Go through the entries one line at a time, and gather every line that has the word "various".

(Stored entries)
· · · · ·

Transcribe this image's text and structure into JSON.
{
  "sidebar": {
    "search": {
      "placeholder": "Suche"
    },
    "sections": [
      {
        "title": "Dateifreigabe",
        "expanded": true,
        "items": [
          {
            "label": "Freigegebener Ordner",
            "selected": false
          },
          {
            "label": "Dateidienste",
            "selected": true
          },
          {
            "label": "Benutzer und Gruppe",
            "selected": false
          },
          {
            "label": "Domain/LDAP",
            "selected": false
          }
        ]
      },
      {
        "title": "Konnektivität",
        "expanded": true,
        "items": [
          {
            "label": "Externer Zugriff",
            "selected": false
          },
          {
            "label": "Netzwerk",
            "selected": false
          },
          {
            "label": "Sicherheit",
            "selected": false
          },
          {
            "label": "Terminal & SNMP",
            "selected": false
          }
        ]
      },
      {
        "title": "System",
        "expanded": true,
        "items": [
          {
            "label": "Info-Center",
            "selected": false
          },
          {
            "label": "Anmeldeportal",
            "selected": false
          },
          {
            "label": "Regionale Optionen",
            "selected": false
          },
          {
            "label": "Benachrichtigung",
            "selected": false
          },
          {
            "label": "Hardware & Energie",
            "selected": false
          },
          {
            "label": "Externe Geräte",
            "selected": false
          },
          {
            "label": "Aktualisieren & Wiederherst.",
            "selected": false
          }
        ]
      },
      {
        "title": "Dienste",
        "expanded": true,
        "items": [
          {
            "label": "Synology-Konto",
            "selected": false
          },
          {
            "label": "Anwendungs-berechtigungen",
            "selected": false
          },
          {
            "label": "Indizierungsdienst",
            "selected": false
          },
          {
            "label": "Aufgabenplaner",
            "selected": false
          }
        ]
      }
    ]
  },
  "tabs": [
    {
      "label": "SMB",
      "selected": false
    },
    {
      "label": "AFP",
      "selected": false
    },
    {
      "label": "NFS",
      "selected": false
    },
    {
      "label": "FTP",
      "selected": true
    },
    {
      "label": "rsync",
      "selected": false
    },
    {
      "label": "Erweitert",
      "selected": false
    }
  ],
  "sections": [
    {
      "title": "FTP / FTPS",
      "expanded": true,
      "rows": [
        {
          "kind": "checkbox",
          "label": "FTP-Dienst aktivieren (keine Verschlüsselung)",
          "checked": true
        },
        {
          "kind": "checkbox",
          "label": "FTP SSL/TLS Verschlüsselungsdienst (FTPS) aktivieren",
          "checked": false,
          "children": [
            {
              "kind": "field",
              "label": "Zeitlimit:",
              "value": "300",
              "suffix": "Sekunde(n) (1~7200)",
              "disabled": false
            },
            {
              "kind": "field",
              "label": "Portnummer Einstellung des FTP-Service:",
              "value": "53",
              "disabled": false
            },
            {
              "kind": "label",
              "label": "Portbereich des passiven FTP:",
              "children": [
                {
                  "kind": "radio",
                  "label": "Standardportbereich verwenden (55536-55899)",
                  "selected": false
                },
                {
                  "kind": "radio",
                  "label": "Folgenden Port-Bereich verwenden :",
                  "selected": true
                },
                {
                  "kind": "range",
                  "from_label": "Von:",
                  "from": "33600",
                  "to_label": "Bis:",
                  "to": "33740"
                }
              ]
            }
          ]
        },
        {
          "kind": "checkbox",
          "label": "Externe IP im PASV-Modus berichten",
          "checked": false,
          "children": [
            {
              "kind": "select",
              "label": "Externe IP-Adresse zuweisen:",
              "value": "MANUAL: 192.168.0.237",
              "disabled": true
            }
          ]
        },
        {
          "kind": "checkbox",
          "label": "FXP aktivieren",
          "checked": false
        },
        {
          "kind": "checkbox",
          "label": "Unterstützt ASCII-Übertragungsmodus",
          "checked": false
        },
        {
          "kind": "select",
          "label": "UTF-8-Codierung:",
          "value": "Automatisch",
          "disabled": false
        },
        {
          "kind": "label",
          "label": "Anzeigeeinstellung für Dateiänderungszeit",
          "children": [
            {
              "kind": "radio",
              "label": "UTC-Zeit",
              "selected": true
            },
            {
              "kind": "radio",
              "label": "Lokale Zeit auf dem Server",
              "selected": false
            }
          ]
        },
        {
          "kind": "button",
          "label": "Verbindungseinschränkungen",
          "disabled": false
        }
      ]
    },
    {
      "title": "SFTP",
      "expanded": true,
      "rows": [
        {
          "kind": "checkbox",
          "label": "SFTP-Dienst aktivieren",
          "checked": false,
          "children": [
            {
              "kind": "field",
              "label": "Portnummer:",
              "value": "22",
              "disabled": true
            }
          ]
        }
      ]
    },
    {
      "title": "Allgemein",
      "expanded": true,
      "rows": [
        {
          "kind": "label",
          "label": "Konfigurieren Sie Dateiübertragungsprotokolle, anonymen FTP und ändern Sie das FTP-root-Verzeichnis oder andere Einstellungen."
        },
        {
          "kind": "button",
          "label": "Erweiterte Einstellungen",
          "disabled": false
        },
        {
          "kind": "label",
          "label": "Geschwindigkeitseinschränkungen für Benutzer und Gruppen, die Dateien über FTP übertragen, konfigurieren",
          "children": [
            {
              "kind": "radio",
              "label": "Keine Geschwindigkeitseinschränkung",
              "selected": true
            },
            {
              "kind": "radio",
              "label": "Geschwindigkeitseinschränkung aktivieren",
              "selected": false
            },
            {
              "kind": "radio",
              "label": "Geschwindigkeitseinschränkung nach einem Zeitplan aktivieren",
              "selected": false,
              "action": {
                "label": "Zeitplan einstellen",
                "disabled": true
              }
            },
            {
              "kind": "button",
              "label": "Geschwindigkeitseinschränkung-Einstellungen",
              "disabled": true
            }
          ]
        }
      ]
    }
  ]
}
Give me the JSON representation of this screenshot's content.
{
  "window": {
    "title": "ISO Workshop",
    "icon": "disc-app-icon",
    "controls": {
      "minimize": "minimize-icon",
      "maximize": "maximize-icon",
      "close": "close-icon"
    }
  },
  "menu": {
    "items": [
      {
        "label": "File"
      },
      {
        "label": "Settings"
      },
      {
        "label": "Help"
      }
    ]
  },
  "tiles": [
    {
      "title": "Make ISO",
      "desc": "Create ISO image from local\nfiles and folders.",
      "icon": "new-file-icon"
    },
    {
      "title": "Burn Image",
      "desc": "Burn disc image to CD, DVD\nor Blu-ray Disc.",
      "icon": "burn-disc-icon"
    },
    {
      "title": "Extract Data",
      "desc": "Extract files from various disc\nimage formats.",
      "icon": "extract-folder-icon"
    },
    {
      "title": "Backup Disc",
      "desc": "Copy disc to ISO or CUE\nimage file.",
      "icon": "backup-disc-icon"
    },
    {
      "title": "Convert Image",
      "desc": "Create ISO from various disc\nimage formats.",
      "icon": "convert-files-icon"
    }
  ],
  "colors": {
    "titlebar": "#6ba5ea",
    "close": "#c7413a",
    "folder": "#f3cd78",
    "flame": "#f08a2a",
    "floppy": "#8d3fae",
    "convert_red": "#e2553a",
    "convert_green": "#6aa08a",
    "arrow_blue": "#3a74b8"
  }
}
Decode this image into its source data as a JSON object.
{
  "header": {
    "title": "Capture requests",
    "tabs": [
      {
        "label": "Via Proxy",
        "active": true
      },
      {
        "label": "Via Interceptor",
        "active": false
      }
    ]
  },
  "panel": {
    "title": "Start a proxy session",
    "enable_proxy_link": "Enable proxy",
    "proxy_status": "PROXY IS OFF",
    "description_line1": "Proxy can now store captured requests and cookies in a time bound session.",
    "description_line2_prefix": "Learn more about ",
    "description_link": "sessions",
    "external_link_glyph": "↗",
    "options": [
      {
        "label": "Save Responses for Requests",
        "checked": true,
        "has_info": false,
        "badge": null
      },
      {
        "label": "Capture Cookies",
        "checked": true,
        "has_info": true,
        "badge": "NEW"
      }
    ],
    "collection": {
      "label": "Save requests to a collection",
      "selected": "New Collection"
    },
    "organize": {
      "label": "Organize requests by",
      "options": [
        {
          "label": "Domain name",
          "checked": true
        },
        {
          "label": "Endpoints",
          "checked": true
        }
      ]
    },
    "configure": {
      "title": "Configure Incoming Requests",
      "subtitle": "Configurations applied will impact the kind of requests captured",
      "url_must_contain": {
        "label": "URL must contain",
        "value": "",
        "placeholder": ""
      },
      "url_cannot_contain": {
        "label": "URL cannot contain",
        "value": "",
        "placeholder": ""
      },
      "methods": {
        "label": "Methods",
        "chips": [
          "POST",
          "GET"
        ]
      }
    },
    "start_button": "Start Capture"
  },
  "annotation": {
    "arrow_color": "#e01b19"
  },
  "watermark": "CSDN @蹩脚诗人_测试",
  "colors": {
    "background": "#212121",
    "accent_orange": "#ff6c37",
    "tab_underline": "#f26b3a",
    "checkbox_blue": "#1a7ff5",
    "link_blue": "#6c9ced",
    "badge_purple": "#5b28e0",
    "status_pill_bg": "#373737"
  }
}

· · · · ·

→ **THE OUTPUT**:
      "desc": "Extract files from various disc\nimage formats.",
      "desc": "Create ISO from various disc\nimage formats.",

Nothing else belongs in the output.